REQUIREMENT: Write out all of the data without omission, exactly as shown.

ENTRIES SUPPLIED:
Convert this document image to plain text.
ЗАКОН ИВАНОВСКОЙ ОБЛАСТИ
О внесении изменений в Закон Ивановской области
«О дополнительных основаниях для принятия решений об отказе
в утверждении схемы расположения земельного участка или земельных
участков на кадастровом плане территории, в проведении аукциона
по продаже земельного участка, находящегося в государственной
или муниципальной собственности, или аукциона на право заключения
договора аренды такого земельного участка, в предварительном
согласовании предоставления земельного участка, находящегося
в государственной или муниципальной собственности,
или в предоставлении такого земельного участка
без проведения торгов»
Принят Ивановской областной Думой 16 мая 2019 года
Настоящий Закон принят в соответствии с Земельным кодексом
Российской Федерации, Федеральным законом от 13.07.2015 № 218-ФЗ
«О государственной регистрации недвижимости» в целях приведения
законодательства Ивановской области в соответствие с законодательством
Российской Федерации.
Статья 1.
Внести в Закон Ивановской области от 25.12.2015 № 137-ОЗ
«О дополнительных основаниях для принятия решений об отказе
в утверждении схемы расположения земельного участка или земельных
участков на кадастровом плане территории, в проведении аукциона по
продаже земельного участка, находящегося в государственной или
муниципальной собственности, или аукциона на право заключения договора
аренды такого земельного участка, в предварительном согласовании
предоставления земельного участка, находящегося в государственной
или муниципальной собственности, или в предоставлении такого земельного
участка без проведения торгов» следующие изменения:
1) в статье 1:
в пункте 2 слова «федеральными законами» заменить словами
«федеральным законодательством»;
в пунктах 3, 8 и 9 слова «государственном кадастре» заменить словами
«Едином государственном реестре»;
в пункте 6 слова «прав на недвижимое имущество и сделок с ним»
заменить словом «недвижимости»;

TASK RESULT:
Convert this document image to plain text.
ЗАКОН ИВАНОВСКОЙ ОБЛАСТИ
О внесении изменений в Закон Ивановской области
«О дополнительных основаниях для принятия решений об отказе
в утверждении схемы расположения земельного участка или земельных
участков на кадастровом плане территории, в проведении аукциона
по продаже земельного участка, находящегося в государственной
или муниципальной собственности, или аукциона на право заключения
договора аренды такого земельного участка, в предварительном
согласовании предоставления земельного участка, находящегося
в государственной или муниципальной собственности,
или в предоставлении такого земельного участка
без проведения торгов»
Принят Ивановской областной Думой 16 мая 2019 года
Настоящий Закон принят в соответствии с Земельным кодексом
Российской Федерации, Федеральным законом от 13.07.2015 № 218-ФЗ
«О государственной регистрации недвижимости» в целях приведения
законодательства Ивановской области в соответствие с законодательством
Российской Федерации.
Статья 1.
Внести в Закон Ивановской области от 25.12.2015 № 137-ОЗ
«О дополнительных основаниях для принятия решений об отказе
в утверждении схемы расположения земельного участка или земельных
участков на кадастровом плане территории, в проведении аукциона по
продаже земельного участка, находящегося в государственной или
муниципальной собственности, или аукциона на право заключения договора
аренды такого земельного участка, в предварительном согласовании
предоставления земельного участка, находящегося в государственной
или муниципальной собственности, или в предоставлении такого земельного
участка без проведения торгов» следующие изменения:
1) в статье 1:
в пункте 2 слова «федеральными законами» заменить словами
«федеральным законодательством»;
в пунктах 3, 8 и 9 слова «государственном кадастре» заменить словами
«Едином государственном реестре»;
в пункте 6 слова «прав на недвижимое имущество и сделок с ним»
заменить словом «недвижимости»;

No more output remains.